_Excerpt provided_:

════════════════════

Please print this off for your doc. I can tell that he is really trying to help and I am always happy to assist.

Clomid/Nolvadex are cheap. T injectables are cheap. hCG can be more of cost concern. There are multiple ways to skin the TRT cat. Your doc seems to be wanting to spare you the burden of self injecting. Injecting T/hCG with insulin needles is really not a problem.

Thanks for the reply!! Ok, I don’t have a follow up appointment with my doctor for 6 weeks, but I just copied your last post and emailed it to him. Hopefully, he’ll reply soon.

While I wait for his reply, a few follow up questions please:

  1. So my clomid dose it too high. Should I cut it down immediately? To what, 12.5mg/day?

  2. Should I stay on 0.25mg 2x per week of arimidex?

  3. Are you saying you don’t support he use of arimidex in general or it’s just not going to work in my case? I thought T+hCG+arimidex was your recommendation for a standard TRT protocol.

  4. You said DHT doesn’t matter unless I have genetics for hairloss. I do have genetics for hair loss (that’s why I’m on finasteride and minoxidil.) So do you agree with the doctor that targeting 30 to 40 ng/dL is a good range of DHT to prevent accelerating hair loss while also not dropping it too low to get low energy, libido, and other sides?

  5. Is the fact that my morning erections haven’t come back after starting arimidex, evidence of your your point about arimidex not working within the testes to reduce E2 for me?

════════════════════

_Data for analysis_:
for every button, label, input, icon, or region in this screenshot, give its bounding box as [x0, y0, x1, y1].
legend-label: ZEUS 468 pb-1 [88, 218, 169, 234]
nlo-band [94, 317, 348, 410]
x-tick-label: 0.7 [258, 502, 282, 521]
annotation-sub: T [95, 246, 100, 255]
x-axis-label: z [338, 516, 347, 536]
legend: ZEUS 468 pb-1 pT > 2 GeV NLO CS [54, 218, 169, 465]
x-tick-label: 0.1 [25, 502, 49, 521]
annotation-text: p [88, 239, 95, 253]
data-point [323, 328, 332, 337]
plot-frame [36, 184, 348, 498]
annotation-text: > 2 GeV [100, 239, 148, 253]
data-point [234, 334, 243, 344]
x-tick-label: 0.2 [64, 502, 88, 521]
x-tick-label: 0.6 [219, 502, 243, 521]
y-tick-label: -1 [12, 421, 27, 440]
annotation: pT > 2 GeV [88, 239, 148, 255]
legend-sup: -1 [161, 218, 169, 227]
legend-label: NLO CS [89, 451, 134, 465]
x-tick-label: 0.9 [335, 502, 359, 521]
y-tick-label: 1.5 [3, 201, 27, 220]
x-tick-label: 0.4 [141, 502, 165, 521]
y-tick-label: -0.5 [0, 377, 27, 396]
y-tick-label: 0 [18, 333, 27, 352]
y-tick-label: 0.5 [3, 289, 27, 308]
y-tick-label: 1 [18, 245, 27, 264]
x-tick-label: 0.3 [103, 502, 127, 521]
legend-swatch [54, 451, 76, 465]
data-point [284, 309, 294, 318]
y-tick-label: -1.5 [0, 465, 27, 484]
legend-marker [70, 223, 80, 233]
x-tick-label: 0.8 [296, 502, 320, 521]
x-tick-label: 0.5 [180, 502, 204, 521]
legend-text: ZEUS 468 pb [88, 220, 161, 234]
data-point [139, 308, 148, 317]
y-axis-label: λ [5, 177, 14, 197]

════════════════════

_Problem to work on_:
Continue the forum exchange about testosterone replacement therapy from its last sentence.

_Expected answer_:
Thanks again!

1- I certainly wood, but we might hurt doc’s feelings. 12.5mg would be a good guess.

2- That would be a good start. We do not know where your T levels will then go and required Arimidex dose depends on T levels.

3- I am stating that Arimidex will not control T–>E2 inside the testes, but it does work in peripheral tissues and you will still need it. It cannot reduce existing E2, only reduce T–>E2 aromatization.

4- I have no idea what DHT levels one can tolerate with a disposition for MPB.

5- Exactly. If E2 starts to drop, you should easily notice improvements.

Thanks for the reply. So I got an email back from the doctor:

" There is some truth to the role of intratesticular T/E, but his root problem is STILL the longtime finasteride use that has his DHT levels in the range 9-18. I’ve discussed discontinuing this several times with him in favor of a transdermal treatment. Also, I have seen on many occasions anastrozole adequately control E2 levels even in the presence of elevated LH/FSH.

Also, the note of HCG + Clomid is inaccurate (as HCG mimics LH but suppresses endogenous LH at the same time) and TRT + Clomid (as the suppressive effect of TRT is too much for Clomid to overcome).

I am certainly okay with reducing the Clomid to 12.5mg daily until next f/u, but again I believe his path to feeling better starts with stopping the finasteride (as we discussed in consult). "

Any thoughts on the above? Since you both agree with 12.5mg/day, I have reduced my clomid to that while continuing 0.25mg 2x/week of arimidex. When do you think I should get my next bloodtest? 4 or 6 weeks? Thanks!

When to do labs is never an easy question. Too many variables as well as in your case, tissue and organ responses.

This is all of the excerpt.